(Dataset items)
^^^^^^^^

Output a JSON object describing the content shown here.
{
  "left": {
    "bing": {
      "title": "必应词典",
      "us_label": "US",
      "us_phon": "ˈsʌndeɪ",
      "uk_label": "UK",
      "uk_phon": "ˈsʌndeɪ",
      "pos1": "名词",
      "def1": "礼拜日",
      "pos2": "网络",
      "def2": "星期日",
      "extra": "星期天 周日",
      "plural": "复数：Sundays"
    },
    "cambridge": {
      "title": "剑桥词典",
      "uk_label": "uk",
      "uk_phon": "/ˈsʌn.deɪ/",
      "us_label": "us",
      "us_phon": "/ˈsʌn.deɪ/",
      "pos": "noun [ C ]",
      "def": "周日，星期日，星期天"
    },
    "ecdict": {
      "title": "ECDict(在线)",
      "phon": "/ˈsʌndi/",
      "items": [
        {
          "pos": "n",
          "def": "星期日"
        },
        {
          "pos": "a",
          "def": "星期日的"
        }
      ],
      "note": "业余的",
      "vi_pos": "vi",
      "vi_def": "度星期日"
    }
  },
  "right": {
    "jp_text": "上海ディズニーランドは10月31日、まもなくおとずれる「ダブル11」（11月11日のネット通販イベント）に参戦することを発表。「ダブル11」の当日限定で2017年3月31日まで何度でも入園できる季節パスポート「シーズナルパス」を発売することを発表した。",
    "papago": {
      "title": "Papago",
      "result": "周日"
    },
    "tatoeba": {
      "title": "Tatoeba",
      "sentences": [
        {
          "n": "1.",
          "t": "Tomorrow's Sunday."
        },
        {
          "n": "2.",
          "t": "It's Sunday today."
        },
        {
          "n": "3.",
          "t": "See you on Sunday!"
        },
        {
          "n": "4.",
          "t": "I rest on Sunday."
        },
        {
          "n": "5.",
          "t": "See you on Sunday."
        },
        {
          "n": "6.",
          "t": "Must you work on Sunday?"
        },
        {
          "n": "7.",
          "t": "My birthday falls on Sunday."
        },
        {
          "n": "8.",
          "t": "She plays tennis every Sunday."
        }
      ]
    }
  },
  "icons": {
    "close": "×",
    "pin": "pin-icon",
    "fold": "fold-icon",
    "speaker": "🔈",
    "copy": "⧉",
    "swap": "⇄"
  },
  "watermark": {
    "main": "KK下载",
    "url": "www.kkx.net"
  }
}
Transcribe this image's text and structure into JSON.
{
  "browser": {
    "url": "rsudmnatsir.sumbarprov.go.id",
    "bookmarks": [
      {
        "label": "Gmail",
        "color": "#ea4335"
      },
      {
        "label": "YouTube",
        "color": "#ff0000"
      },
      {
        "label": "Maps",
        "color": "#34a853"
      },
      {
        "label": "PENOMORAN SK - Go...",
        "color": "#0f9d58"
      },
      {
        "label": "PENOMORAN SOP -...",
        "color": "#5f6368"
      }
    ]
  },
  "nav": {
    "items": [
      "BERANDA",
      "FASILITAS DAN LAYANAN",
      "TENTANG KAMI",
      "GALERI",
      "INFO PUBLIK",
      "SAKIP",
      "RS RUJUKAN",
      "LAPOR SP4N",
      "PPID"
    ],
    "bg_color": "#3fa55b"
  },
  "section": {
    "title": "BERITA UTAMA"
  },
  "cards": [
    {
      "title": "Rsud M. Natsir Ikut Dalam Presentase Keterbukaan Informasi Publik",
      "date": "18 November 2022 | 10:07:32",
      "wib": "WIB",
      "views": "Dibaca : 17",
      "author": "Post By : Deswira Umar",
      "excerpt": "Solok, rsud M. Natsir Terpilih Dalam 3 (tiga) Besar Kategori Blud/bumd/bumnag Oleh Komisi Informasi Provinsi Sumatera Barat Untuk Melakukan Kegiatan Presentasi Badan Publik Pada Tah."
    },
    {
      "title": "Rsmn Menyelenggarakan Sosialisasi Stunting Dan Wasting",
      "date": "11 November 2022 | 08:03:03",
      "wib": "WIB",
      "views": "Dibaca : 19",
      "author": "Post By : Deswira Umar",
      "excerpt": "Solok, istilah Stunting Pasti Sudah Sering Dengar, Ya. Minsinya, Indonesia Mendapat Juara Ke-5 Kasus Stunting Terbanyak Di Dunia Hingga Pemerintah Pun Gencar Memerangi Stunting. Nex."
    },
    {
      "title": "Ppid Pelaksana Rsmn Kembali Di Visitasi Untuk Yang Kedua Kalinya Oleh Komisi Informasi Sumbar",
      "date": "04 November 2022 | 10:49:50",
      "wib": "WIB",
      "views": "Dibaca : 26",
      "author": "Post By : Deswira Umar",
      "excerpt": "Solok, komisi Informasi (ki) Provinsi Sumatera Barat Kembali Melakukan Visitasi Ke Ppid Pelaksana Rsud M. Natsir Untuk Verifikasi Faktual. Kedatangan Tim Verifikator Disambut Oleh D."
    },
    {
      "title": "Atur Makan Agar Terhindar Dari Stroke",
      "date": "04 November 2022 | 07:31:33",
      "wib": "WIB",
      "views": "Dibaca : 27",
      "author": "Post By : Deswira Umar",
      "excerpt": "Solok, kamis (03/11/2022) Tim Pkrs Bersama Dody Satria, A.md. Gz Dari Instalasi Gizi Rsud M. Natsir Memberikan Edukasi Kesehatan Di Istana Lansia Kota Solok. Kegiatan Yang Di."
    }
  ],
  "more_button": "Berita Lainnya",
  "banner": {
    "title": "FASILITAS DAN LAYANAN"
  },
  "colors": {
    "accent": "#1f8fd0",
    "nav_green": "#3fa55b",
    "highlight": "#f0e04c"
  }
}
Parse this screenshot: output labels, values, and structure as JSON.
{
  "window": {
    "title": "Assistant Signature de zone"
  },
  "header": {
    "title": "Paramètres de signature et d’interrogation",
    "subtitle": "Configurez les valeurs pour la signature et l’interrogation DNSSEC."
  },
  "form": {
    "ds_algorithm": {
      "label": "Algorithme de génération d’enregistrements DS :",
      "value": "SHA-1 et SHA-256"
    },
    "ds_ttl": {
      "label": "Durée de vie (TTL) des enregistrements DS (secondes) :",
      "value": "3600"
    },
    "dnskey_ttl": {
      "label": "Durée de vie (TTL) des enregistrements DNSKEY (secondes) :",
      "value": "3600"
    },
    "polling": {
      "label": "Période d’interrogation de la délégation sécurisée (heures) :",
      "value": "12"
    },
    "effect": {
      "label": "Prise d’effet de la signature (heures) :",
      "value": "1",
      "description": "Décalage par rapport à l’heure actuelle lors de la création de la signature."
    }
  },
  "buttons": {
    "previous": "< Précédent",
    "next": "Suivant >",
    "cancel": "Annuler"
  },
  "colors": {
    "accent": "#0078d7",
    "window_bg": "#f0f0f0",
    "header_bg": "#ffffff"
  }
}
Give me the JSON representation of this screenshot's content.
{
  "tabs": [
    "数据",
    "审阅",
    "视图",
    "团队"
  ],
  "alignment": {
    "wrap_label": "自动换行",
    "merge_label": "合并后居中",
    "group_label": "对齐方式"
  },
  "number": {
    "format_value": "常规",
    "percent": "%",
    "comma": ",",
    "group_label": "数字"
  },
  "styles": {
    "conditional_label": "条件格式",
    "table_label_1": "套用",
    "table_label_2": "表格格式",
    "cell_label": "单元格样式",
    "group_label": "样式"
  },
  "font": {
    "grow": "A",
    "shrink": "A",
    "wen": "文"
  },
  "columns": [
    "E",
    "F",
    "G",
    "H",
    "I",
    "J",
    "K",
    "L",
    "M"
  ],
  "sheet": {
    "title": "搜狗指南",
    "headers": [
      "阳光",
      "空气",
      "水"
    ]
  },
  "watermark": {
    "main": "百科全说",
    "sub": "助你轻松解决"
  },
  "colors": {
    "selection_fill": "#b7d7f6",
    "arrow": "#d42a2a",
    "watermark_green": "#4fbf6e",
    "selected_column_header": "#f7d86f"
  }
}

^^^^^^^^

- _STATED GOAL_
Copy the records above exactly.

- _OUTPUT BELOW_
Output a JSON object describing the content shown here.
{
  "left": {
    "bing": {
      "title": "必应词典",
      "us_label": "US",
      "us_phon": "ˈsʌndeɪ",
      "uk_label": "UK",
      "uk_phon": "ˈsʌndeɪ",
      "pos1": "名词",
      "def1": "礼拜日",
      "pos2": "网络",
      "def2": "星期日",
      "extra": "星期天 周日",
      "plural": "复数：Sundays"
    },
    "cambridge": {
      "title": "剑桥词典",
      "uk_label": "uk",
      "uk_phon": "/ˈsʌn.deɪ/",
      "us_label": "us",
      "us_phon": "/ˈsʌn.deɪ/",
      "pos": "noun [ C ]",
      "def": "周日，星期日，星期天"
    },
    "ecdict": {
      "title": "ECDict(在线)",
      "phon": "/ˈsʌndi/",
      "items": [
        {
          "pos": "n",
          "def": "星期日"
        },
        {
          "pos": "a",
          "def": "星期日的"
        }
      ],
      "note": "业余的",
      "vi_pos": "vi",
      "vi_def": "度星期日"
    }
  },
  "right": {
    "jp_text": "上海ディズニーランドは10月31日、まもなくおとずれる「ダブル11」（11月11日のネット通販イベント）に参戦することを発表。「ダブル11」の当日限定で2017年3月31日まで何度でも入園できる季節パスポート「シーズナルパス」を発売することを発表した。",
    "papago": {
      "title": "Papago",
      "result": "周日"
    },
    "tatoeba": {
      "title": "Tatoeba",
      "sentences": [
        {
          "n": "1.",
          "t": "Tomorrow's Sunday."
        },
        {
          "n": "2.",
          "t": "It's Sunday today."
        },
        {
          "n": "3.",
          "t": "See you on Sunday!"
        },
        {
          "n": "4.",
          "t": "I rest on Sunday."
        },
        {
          "n": "5.",
          "t": "See you on Sunday."
        },
        {
          "n": "6.",
          "t": "Must you work on Sunday?"
        },
        {
          "n": "7.",
          "t": "My birthday falls on Sunday."
        },
        {
          "n": "8.",
          "t": "She plays tennis every Sunday."
        }
      ]
    }
  },
  "icons": {
    "close": "×",
    "pin": "pin-icon",
    "fold": "fold-icon",
    "speaker": "🔈",
    "copy": "⧉",
    "swap": "⇄"
  },
  "watermark": {
    "main": "KK下载",
    "url": "www.kkx.net"
  }
}
Transcribe this image's text and structure into JSON.
{
  "browser": {
    "url": "rsudmnatsir.sumbarprov.go.id",
    "bookmarks": [
      {
        "label": "Gmail",
        "color": "#ea4335"
      },
      {
        "label": "YouTube",
        "color": "#ff0000"
      },
      {
        "label": "Maps",
        "color": "#34a853"
      },
      {
        "label": "PENOMORAN SK - Go...",
        "color": "#0f9d58"
      },
      {
        "label": "PENOMORAN SOP -...",
        "color": "#5f6368"
      }
    ]
  },
  "nav": {
    "items": [
      "BERANDA",
      "FASILITAS DAN LAYANAN",
      "TENTANG KAMI",
      "GALERI",
      "INFO PUBLIK",
      "SAKIP",
      "RS RUJUKAN",
      "LAPOR SP4N",
      "PPID"
    ],
    "bg_color": "#3fa55b"
  },
  "section": {
    "title": "BERITA UTAMA"
  },
  "cards": [
    {
      "title": "Rsud M. Natsir Ikut Dalam Presentase Keterbukaan Informasi Publik",
      "date": "18 November 2022 | 10:07:32",
      "wib": "WIB",
      "views": "Dibaca : 17",
      "author": "Post By : Deswira Umar",
      "excerpt": "Solok, rsud M. Natsir Terpilih Dalam 3 (tiga) Besar Kategori Blud/bumd/bumnag Oleh Komisi Informasi Provinsi Sumatera Barat Untuk Melakukan Kegiatan Presentasi Badan Publik Pada Tah."
    },
    {
      "title": "Rsmn Menyelenggarakan Sosialisasi Stunting Dan Wasting",
      "date": "11 November 2022 | 08:03:03",
      "wib": "WIB",
      "views": "Dibaca : 19",
      "author": "Post By : Deswira Umar",
      "excerpt": "Solok, istilah Stunting Pasti Sudah Sering Dengar, Ya. Minsinya, Indonesia Mendapat Juara Ke-5 Kasus Stunting Terbanyak Di Dunia Hingga Pemerintah Pun Gencar Memerangi Stunting. Nex."
    },
    {
      "title": "Ppid Pelaksana Rsmn Kembali Di Visitasi Untuk Yang Kedua Kalinya Oleh Komisi Informasi Sumbar",
      "date": "04 November 2022 | 10:49:50",
      "wib": "WIB",
      "views": "Dibaca : 26",
      "author": "Post By : Deswira Umar",
      "excerpt": "Solok, komisi Informasi (ki) Provinsi Sumatera Barat Kembali Melakukan Visitasi Ke Ppid Pelaksana Rsud M. Natsir Untuk Verifikasi Faktual. Kedatangan Tim Verifikator Disambut Oleh D."
    },
    {
      "title": "Atur Makan Agar Terhindar Dari Stroke",
      "date": "04 November 2022 | 07:31:33",
      "wib": "WIB",
      "views": "Dibaca : 27",
      "author": "Post By : Deswira Umar",
      "excerpt": "Solok, kamis (03/11/2022) Tim Pkrs Bersama Dody Satria, A.md. Gz Dari Instalasi Gizi Rsud M. Natsir Memberikan Edukasi Kesehatan Di Istana Lansia Kota Solok. Kegiatan Yang Di."
    }
  ],
  "more_button": "Berita Lainnya",
  "banner": {
    "title": "FASILITAS DAN LAYANAN"
  },
  "colors": {
    "accent": "#1f8fd0",
    "nav_green": "#3fa55b",
    "highlight": "#f0e04c"
  }
}
Parse this screenshot: output labels, values, and structure as JSON.
{
  "window": {
    "title": "Assistant Signature de zone"
  },
  "header": {
    "title": "Paramètres de signature et d’interrogation",
    "subtitle": "Configurez les valeurs pour la signature et l’interrogation DNSSEC."
  },
  "form": {
    "ds_algorithm": {
      "label": "Algorithme de génération d’enregistrements DS :",
      "value": "SHA-1 et SHA-256"
    },
    "ds_ttl": {
      "label": "Durée de vie (TTL) des enregistrements DS (secondes) :",
      "value": "3600"
    },
    "dnskey_ttl": {
      "label": "Durée de vie (TTL) des enregistrements DNSKEY (secondes) :",
      "value": "3600"
    },
    "polling": {
      "label": "Période d’interrogation de la délégation sécurisée (heures) :",
      "value": "12"
    },
    "effect": {
      "label": "Prise d’effet de la signature (heures) :",
      "value": "1",
      "description": "Décalage par rapport à l’heure actuelle lors de la création de la signature."
    }
  },
  "buttons": {
    "previous": "< Précédent",
    "next": "Suivant >",
    "cancel": "Annuler"
  },
  "colors": {
    "accent": "#0078d7",
    "window_bg": "#f0f0f0",
    "header_bg": "#ffffff"
  }
}
Give me the JSON representation of this screenshot's content.
{
  "tabs": [
    "数据",
    "审阅",
    "视图",
    "团队"
  ],
  "alignment": {
    "wrap_label": "自动换行",
    "merge_label": "合并后居中",
    "group_label": "对齐方式"
  },
  "number": {
    "format_value": "常规",
    "percent": "%",
    "comma": ",",
    "group_label": "数字"
  },
  "styles": {
    "conditional_label": "条件格式",
    "table_label_1": "套用",
    "table_label_2": "表格格式",
    "cell_label": "单元格样式",
    "group_label": "样式"
  },
  "font": {
    "grow": "A",
    "shrink": "A",
    "wen": "文"
  },
  "columns": [
    "E",
    "F",
    "G",
    "H",
    "I",
    "J",
    "K",
    "L",
    "M"
  ],
  "sheet": {
    "title": "搜狗指南",
    "headers": [
      "阳光",
      "空气",
      "水"
    ]
  },
  "watermark": {
    "main": "百科全说",
    "sub": "助你轻松解决"
  },
  "colors": {
    "selection_fill": "#b7d7f6",
    "arrow": "#d42a2a",
    "watermark_green": "#4fbf6e",
    "selected_column_header": "#f7d86f"
  }
}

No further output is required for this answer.